▶ Given problem: Reproduce every record below exactly as written, leaving out any pictures.

▶ Given information:

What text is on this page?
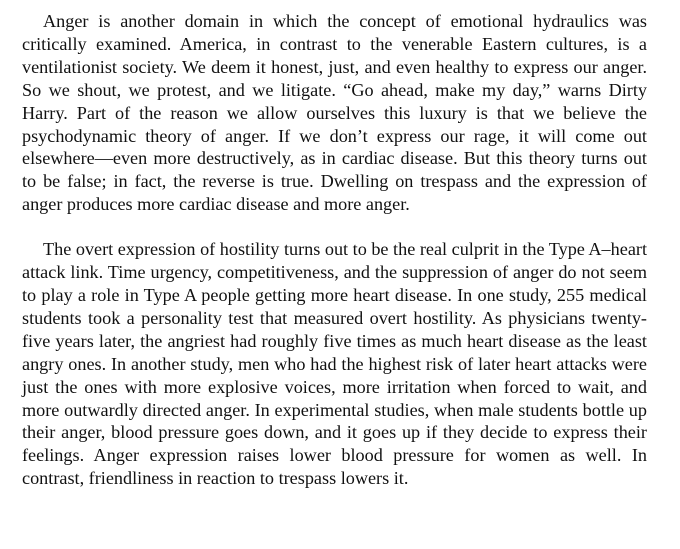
Anger is another domain in which the concept of emotional hydraulics was critically examined. America, in contrast to the venerable Eastern cultures, is a ventilationist society. We deem it honest, just, and even healthy to express our anger. So we shout, we protest, and we litigate. “Go ahead, make my day,” warns Dirty Harry. Part of the reason we allow ourselves this luxury is that we believe the psychodynamic theory of anger. If we don’t express our rage, it will come out elsewhere—even more destructively, as in cardiac disease. But this theory turns out to be false; in fact, the reverse is true. Dwelling on trespass and the expression of anger produces more cardiac disease and more anger.

The overt expression of hostility turns out to be the real culprit in the Type A–heart attack link. Time urgency, competitiveness, and the suppression of anger do not seem to play a role in Type A people getting more heart disease. In one study, 255 medical students took a personality test that measured overt hostility. As physicians twenty-five years later, the angriest had roughly five times as much heart disease as the least angry ones. In another study, men who had the highest risk of later heart attacks were just the ones with more explosive voices, more irritation when forced to wait, and more outwardly directed anger. In experimental studies, when male students bottle up their anger, blood pressure goes down, and it goes up if they decide to express their feelings. Anger expression raises lower blood pressure for women as well. In contrast, friendliness in reaction to trespass lowers it.
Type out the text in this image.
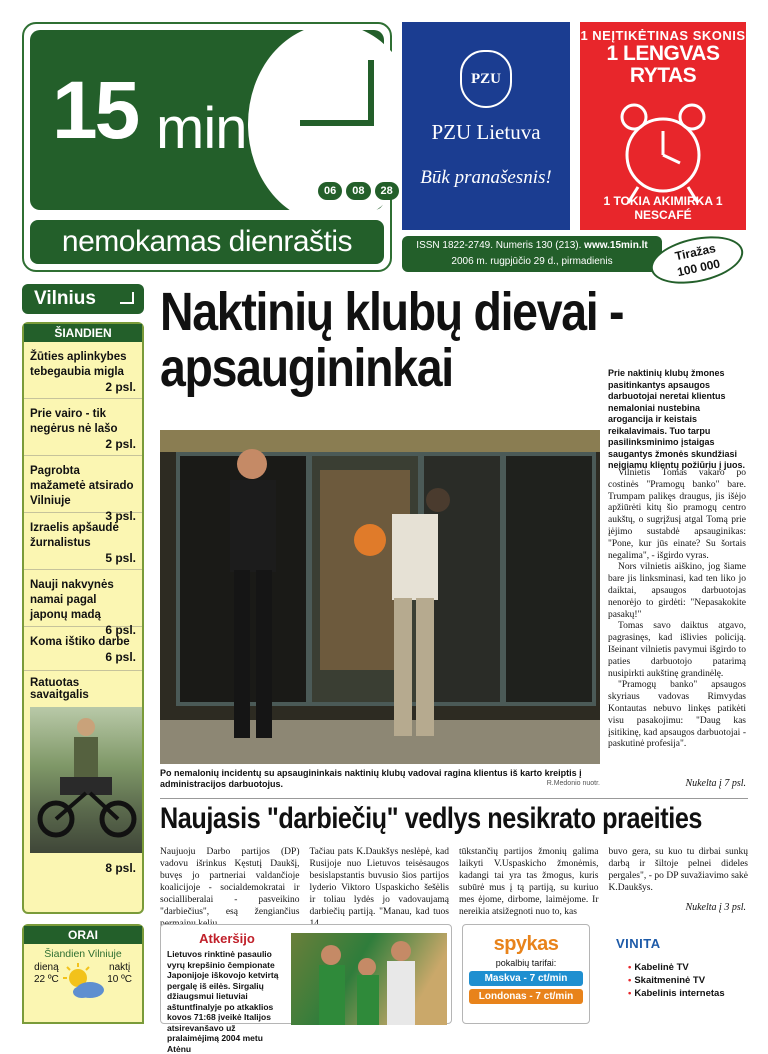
15 min
06	08	28
nemokamas dienraštis
PZU
PZU Lietuva
Būk pranašesnis!
1 NEĮTIKĖTINAS SKONIS
1 LENGVAS RYTAS
1 TOKIA AKIMIRKA 1 NESCAFÉ
ISSN 1822-2749. Numeris 130 (213). www.15min.lt
2006 m. rugpjūčio 29 d., pirmadienis	Tiražas
100 000
Vilnius
ŠIANDIEN
Žūties aplinkybes tebegaubia migla
2 psl.
Prie vairo - tik negėrus nė lašo
2 psl.
Pagrobta mažametė atsirado Vilniuje
3 psl.
Izraelis apšaudė žurnalistus
5 psl.
Nauji nakvynės namai pagal japonų madą
6 psl.
Koma ištiko darbe
6 psl.
Ratuotas savaitgalis
8 psl.
ORAI
Šiandien Vilniuje
dieną
22 ºC
naktį
10 ºC
Naktinių klubų dievai -
apsaugininkai	Prie naktinių klubų žmones pasitinkantys apsaugos darbuotojai neretai klientus nemaloniai nustebina arogancija ir keistais reikalavimais. Tuo tarpu pasilinksminimo įstaigas saugantys žmonės skundžiasi neigiamu klientų požiūriu į juos.

Vilnietis Tomas vakaro po costinės "Pramogų banko" bare. Trumpam palikęs draugus, jis išėjo apžiūrėti kitų šio pramogų centro aukštų, o sugrįžusį atgal Tomą prie įėjimo sustabdė apsauginikas: "Pone, kur jūs einate? Su šortais negalima", - išgirdo vyras.

Nors vilnietis aiškino, jog šiame bare jis linksminasi, kad ten liko jo daiktai, apsaugos darbuotojas nenorėjo to girdėti: "Nepasakokite pasakų!"

Tomas savo daiktus atgavo, pagrasinęs, kad išlivies policiją. Išeinant vilnietis pavymui išgirdo to paties darbuotojo patarimą nusipirkti aukštinę grandinėlę.

"Pramogų banko" apsaugos skyriaus vadovas Rimvydas Kontautas nebuvo linkęs patikėti visu pasakojimu: "Daug kas įsitikinę, kad apsaugos darbuotojai - paskutinė profesija".

Po nemalonių incidentų su apsaugininkais naktinių klubų vadovai ragina klientus iš karto kreiptis į administracijos darbuotojus.	R.Medonio nuotr.	Nukelta į 7 psl.
Naujasis "darbiečių" vedlys nesikrato praeities
Naujuoju Darbo partijos (DP) vadovu išrinkus Kęstutį Daukšį, buvęs jo partneriai valdančioje koalicijoje - socialdemokratai ir socialliberalai - pasveikino "darbiečius", esą žengiančius
Tačiau pats K.Daukšys neslėpė, kad Rusijoje nuo Lietuvos teisėsaugos besislapstantis buvusio šios partijos lyderio Viktoro Uspaskicho šešėlis ir toliau lydės jo vadovaujamą darbiečių partiją. "Manau, kad tuos
tūkstančių partijos žmonių galima laikyti V.Uspaskicho žmonėmis, kadangi tai yra tas žmogus, kuris subūrė mus į tą partiją, su kuriuo mes ėjome, dirbome, laimėjome. Ir nereikia atsižegnoti nuo to, kas
buvo gera, su kuo tu dirbai sunkų darbą ir šiltoje pelnei dideles pergales", - po DP suvažiavimo sakė K.Daukšys.
Nukelta į 3 psl.
Atkeršijo
Lietuvos rinktinė pasaulio vyrų krepšinio čempionate Japonijoje iškovojo ketvirtą pergalę iš eilės. Sirgalių džiaugsmui lietuviai aštuntfinalyje po atkaklios kovos 71:68 įveikė Italijos atsirevanšavo už pralaimėjimą 2004 metu Atėnu
spykas
pokalbių tarifai:
Maskva - 7 ct/min
Londonas - 7 ct/min
VINITA
• Kabelinė TV
• Skaitmeninė TV
• Kabelinis internetas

▶ Output for this task:
What text is on this page?
Anger is another domain in which the concept of emotional hydraulics was critically examined. America, in contrast to the venerable Eastern cultures, is a ventilationist society. We deem it honest, just, and even healthy to express our anger. So we shout, we protest, and we litigate. “Go ahead, make my day,” warns Dirty Harry. Part of the reason we allow ourselves this luxury is that we believe the psychodynamic theory of anger. If we don’t express our rage, it will come out elsewhere—even more destructively, as in cardiac disease. But this theory turns out to be false; in fact, the reverse is true. Dwelling on trespass and the expression of anger produces more cardiac disease and more anger.

The overt expression of hostility turns out to be the real culprit in the Type A–heart attack link. Time urgency, competitiveness, and the suppression of anger do not seem to play a role in Type A people getting more heart disease. In one study, 255 medical students took a personality test that measured overt hostility. As physicians twenty-five years later, the angriest had roughly five times as much heart disease as the least angry ones. In another study, men who had the highest risk of later heart attacks were just the ones with more explosive voices, more irritation when forced to wait, and more outwardly directed anger. In experimental studies, when male students bottle up their anger, blood pressure goes down, and it goes up if they decide to express their feelings. Anger expression raises lower blood pressure for women as well. In contrast, friendliness in reaction to trespass lowers it.
Type out the text in this image.
15 min
06	08	28
nemokamas dienraštis
PZU
PZU Lietuva
Būk pranašesnis!
1 NEĮTIKĖTINAS SKONIS
1 LENGVAS RYTAS
1 TOKIA AKIMIRKA 1 NESCAFÉ
ISSN 1822-2749. Numeris 130 (213). www.15min.lt
2006 m. rugpjūčio 29 d., pirmadienis	Tiražas
100 000
Vilnius
ŠIANDIEN
Žūties aplinkybes tebegaubia migla
2 psl.
Prie vairo - tik negėrus nė lašo
2 psl.
Pagrobta mažametė atsirado Vilniuje
3 psl.
Izraelis apšaudė žurnalistus
5 psl.
Nauji nakvynės namai pagal japonų madą
6 psl.
Koma ištiko darbe
6 psl.
Ratuotas savaitgalis
8 psl.
ORAI
Šiandien Vilniuje
dieną
22 ºC
naktį
10 ºC
Naktinių klubų dievai -
apsaugininkai	Prie naktinių klubų žmones pasitinkantys apsaugos darbuotojai neretai klientus nemaloniai nustebina arogancija ir keistais reikalavimais. Tuo tarpu pasilinksminimo įstaigas saugantys žmonės skundžiasi neigiamu klientų požiūriu į juos.

Vilnietis Tomas vakaro po costinės "Pramogų banko" bare. Trumpam palikęs draugus, jis išėjo apžiūrėti kitų šio pramogų centro aukštų, o sugrįžusį atgal Tomą prie įėjimo sustabdė apsauginikas: "Pone, kur jūs einate? Su šortais negalima", - išgirdo vyras.

Nors vilnietis aiškino, jog šiame bare jis linksminasi, kad ten liko jo daiktai, apsaugos darbuotojas nenorėjo to girdėti: "Nepasakokite pasakų!"

Tomas savo daiktus atgavo, pagrasinęs, kad išlivies policiją. Išeinant vilnietis pavymui išgirdo to paties darbuotojo patarimą nusipirkti aukštinę grandinėlę.

"Pramogų banko" apsaugos skyriaus vadovas Rimvydas Kontautas nebuvo linkęs patikėti visu pasakojimu: "Daug kas įsitikinę, kad apsaugos darbuotojai - paskutinė profesija".

Po nemalonių incidentų su apsaugininkais naktinių klubų vadovai ragina klientus iš karto kreiptis į administracijos darbuotojus.	R.Medonio nuotr.	Nukelta į 7 psl.
Naujasis "darbiečių" vedlys nesikrato praeities
Naujuoju Darbo partijos (DP) vadovu išrinkus Kęstutį Daukšį, buvęs jo partneriai valdančioje koalicijoje - socialdemokratai ir socialliberalai - pasveikino "darbiečius", esą žengiančius
Tačiau pats K.Daukšys neslėpė, kad Rusijoje nuo Lietuvos teisėsaugos besislapstantis buvusio šios partijos lyderio Viktoro Uspaskicho šešėlis ir toliau lydės jo vadovaujamą darbiečių partiją. "Manau, kad tuos
tūkstančių partijos žmonių galima laikyti V.Uspaskicho žmonėmis, kadangi tai yra tas žmogus, kuris subūrė mus į tą partiją, su kuriuo mes ėjome, dirbome, laimėjome. Ir nereikia atsižegnoti nuo to, kas
buvo gera, su kuo tu dirbai sunkų darbą ir šiltoje pelnei dideles pergales", - po DP suvažiavimo sakė K.Daukšys.
Nukelta į 3 psl.
Atkeršijo
Lietuvos rinktinė pasaulio vyrų krepšinio čempionate Japonijoje iškovojo ketvirtą pergalę iš eilės. Sirgalių džiaugsmui lietuviai aštuntfinalyje po atkaklios kovos 71:68 įveikė Italijos atsirevanšavo už pralaimėjimą 2004 metu Atėnu
spykas
pokalbių tarifai:
Maskva - 7 ct/min
Londonas - 7 ct/min
VINITA
• Kabelinė TV
• Skaitmeninė TV
• Kabelinis internetas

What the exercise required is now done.